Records

** begin **

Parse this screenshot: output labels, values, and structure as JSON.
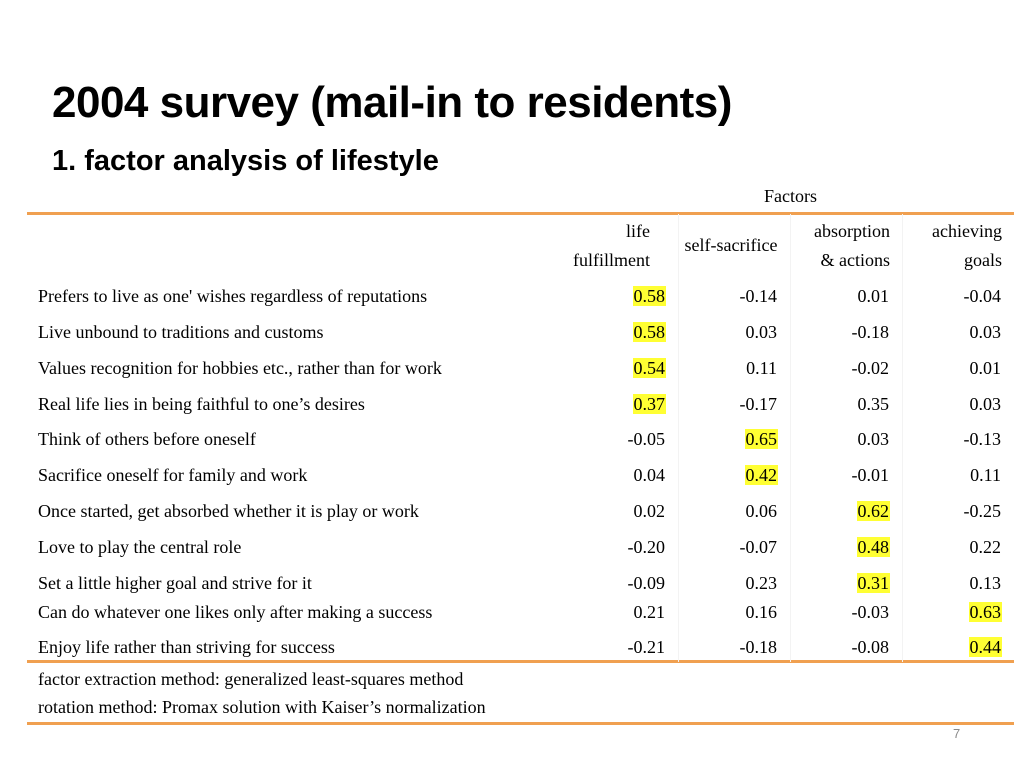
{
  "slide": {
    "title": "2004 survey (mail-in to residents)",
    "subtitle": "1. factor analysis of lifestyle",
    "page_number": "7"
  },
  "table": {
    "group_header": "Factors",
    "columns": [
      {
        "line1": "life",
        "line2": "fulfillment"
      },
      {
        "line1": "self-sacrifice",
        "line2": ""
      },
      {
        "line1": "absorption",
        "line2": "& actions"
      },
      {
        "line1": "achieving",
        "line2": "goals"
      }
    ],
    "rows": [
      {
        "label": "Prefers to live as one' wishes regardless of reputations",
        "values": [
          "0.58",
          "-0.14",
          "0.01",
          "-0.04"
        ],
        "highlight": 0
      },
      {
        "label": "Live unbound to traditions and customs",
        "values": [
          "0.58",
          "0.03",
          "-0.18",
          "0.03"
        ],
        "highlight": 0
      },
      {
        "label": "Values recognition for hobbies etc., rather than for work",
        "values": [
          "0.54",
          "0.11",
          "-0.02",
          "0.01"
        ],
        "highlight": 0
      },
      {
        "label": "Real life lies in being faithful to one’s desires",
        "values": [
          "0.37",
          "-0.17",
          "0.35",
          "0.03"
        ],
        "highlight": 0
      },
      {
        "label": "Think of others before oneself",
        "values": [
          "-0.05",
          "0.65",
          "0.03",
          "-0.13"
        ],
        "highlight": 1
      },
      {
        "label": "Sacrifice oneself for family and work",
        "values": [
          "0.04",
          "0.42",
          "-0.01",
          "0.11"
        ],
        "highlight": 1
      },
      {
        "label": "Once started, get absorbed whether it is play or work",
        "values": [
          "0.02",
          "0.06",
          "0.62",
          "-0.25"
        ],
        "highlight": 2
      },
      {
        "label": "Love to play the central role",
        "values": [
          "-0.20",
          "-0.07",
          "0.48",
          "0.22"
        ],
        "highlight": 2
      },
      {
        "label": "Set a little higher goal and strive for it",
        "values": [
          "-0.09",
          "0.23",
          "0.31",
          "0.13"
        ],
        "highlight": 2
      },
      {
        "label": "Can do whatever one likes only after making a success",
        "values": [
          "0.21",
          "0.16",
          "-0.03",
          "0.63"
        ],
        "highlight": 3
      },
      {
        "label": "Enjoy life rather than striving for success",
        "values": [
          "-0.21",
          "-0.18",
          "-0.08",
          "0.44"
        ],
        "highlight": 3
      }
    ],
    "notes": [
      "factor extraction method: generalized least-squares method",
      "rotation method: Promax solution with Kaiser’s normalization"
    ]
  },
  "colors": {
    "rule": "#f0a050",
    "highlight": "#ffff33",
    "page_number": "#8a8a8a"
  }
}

** end **

#### [WORK TO DO]
State, as a number only, how many lines in the entries include "rather".

#### [TASK SOLUTION]
2